### Instruction:
Report the number of lines containing "title", with no other words.

#### Dataset excerpts

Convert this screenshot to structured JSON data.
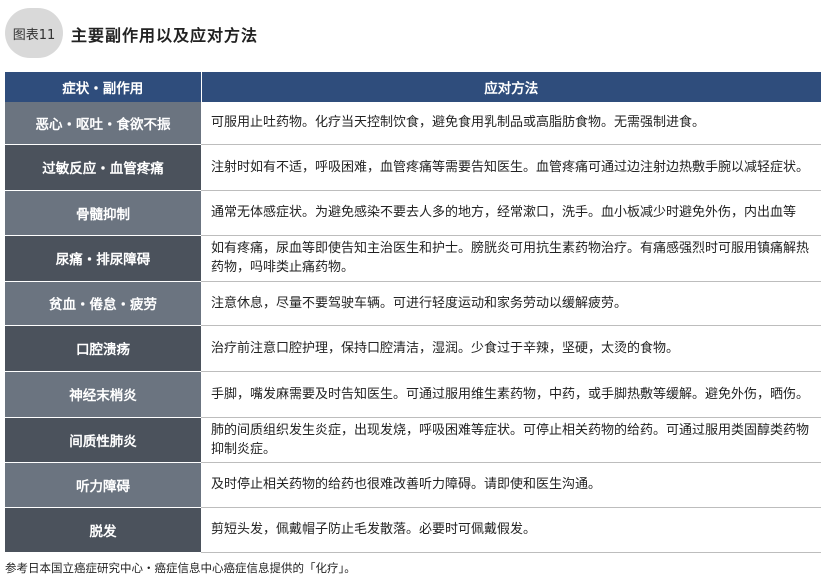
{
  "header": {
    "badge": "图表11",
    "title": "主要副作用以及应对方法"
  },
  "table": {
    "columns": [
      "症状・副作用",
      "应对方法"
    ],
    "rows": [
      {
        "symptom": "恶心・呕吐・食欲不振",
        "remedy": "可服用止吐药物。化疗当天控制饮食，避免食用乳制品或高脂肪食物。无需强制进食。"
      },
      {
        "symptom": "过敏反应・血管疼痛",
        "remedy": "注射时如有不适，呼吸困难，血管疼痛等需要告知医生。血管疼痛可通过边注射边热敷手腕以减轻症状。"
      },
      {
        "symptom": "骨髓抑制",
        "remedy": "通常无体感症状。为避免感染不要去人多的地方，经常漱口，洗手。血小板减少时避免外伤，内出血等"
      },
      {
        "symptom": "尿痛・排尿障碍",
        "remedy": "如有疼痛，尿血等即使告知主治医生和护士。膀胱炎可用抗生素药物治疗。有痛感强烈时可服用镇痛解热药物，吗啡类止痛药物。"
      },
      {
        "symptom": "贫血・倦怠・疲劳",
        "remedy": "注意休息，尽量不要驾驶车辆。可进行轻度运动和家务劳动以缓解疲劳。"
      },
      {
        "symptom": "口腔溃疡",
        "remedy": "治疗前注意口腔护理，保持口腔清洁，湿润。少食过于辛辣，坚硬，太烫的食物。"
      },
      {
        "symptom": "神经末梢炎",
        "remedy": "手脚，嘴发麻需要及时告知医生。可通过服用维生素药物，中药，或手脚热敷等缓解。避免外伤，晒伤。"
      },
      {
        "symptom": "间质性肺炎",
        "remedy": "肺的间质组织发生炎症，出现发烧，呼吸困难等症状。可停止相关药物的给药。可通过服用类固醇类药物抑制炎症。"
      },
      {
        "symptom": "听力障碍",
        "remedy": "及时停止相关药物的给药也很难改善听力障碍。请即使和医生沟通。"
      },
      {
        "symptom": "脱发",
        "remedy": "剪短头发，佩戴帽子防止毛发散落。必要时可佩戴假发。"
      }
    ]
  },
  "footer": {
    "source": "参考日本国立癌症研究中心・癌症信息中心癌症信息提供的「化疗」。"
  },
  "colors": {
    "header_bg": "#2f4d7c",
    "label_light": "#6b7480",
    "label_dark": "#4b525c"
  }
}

########
#### Dataset excerpts

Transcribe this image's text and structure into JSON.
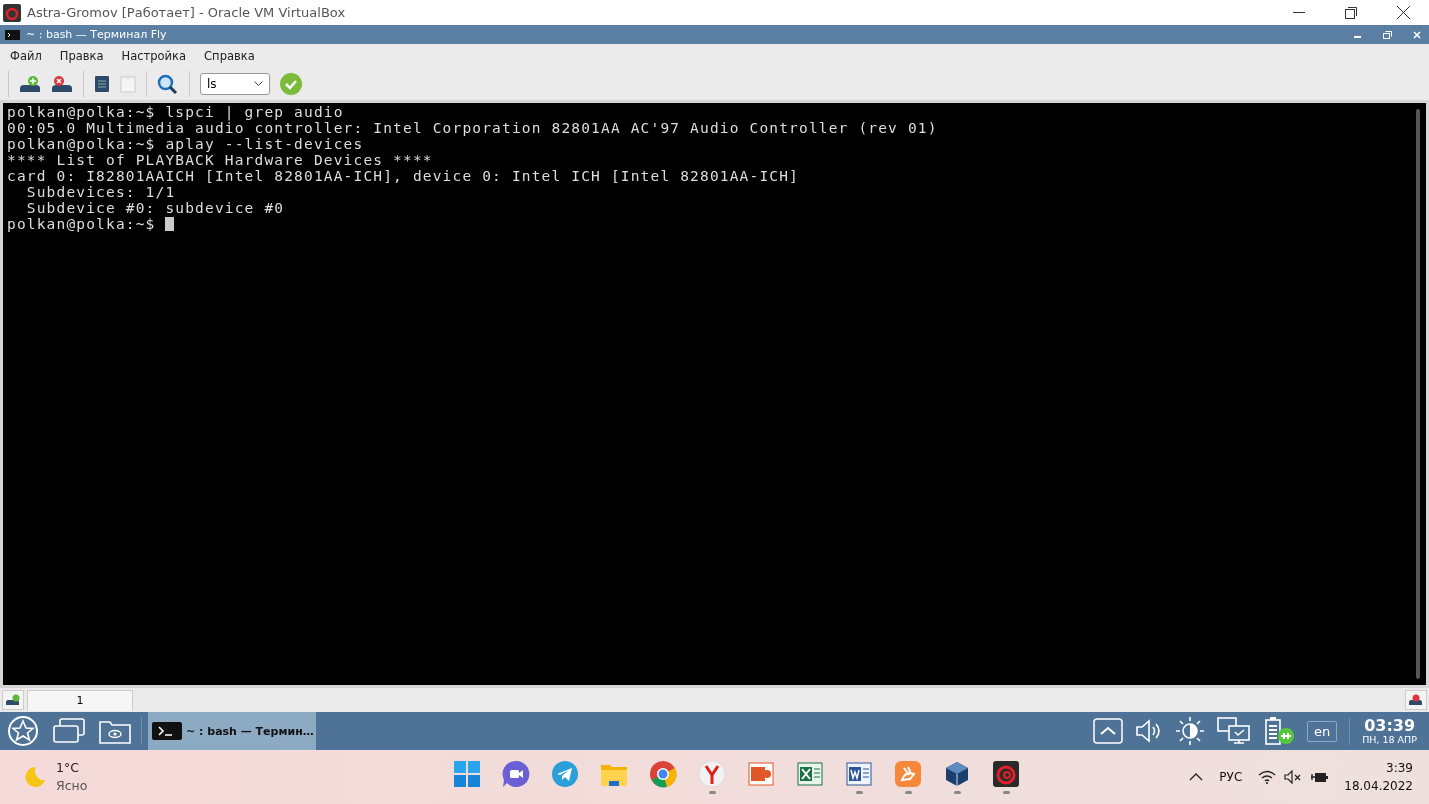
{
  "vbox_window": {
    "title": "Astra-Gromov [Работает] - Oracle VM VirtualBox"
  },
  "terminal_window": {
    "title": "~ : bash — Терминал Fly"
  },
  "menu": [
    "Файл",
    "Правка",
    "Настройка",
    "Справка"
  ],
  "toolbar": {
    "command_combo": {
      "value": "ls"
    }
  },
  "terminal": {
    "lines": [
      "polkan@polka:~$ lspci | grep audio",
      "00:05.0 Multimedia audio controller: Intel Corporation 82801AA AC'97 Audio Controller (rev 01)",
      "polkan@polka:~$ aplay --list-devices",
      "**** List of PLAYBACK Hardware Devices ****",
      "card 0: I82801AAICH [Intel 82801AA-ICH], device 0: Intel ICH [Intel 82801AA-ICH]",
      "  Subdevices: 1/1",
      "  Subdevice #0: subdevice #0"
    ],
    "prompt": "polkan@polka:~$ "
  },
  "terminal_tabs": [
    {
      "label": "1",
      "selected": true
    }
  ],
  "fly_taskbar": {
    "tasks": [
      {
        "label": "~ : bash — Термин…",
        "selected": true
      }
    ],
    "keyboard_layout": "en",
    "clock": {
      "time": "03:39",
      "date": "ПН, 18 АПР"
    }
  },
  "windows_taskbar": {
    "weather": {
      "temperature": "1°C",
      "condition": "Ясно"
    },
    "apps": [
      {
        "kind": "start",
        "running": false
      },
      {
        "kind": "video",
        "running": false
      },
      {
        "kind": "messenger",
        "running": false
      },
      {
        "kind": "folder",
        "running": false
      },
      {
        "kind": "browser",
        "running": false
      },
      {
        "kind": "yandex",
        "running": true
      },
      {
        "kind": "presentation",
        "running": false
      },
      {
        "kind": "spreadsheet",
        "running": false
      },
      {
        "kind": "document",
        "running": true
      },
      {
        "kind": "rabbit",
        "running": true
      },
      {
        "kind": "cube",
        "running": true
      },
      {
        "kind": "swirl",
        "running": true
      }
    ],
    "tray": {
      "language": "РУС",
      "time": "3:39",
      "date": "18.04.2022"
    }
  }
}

########

### Correct output:
3